- [Requirement]:
Reply with one number: how many lines contain the word "icon".

- [Provided entries]:
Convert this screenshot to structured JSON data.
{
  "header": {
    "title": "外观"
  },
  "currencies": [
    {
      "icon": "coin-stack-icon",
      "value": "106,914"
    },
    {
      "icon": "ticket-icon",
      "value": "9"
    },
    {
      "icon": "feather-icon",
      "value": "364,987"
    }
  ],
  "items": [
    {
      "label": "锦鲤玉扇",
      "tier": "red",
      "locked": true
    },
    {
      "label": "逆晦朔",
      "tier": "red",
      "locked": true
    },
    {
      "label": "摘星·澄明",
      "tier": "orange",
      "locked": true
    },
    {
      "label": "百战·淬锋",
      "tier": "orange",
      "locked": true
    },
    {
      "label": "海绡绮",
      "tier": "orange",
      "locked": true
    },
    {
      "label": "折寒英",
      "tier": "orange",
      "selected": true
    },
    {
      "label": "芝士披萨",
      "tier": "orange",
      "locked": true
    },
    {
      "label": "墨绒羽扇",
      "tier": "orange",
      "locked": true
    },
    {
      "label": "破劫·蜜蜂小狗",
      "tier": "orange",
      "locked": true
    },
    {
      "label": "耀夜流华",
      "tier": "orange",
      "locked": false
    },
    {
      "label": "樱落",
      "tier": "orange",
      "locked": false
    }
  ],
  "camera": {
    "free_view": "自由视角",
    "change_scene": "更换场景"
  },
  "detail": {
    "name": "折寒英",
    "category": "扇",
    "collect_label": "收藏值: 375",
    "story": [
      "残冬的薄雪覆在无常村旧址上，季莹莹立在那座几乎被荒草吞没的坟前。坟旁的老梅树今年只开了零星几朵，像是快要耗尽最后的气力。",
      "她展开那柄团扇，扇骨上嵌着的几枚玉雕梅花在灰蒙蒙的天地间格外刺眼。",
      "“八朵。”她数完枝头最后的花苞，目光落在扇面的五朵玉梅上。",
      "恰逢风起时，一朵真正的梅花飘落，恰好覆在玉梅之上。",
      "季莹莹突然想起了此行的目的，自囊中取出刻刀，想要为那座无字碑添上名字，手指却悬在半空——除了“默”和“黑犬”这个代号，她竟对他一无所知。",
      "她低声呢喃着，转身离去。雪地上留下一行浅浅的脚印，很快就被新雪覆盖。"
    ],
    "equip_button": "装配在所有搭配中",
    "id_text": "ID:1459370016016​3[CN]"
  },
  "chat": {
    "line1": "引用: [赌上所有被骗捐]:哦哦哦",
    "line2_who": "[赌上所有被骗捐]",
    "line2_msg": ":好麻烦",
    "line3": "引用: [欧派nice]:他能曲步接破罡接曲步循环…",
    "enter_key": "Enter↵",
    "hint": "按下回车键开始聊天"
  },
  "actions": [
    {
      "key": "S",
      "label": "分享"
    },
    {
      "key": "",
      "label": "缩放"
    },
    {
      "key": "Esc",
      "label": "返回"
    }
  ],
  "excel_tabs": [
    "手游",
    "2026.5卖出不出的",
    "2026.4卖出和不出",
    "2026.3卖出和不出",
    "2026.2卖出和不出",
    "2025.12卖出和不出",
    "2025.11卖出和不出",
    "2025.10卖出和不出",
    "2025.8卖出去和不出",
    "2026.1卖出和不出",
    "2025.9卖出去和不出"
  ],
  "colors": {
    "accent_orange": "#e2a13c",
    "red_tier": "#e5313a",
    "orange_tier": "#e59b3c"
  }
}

- [Answer]:
3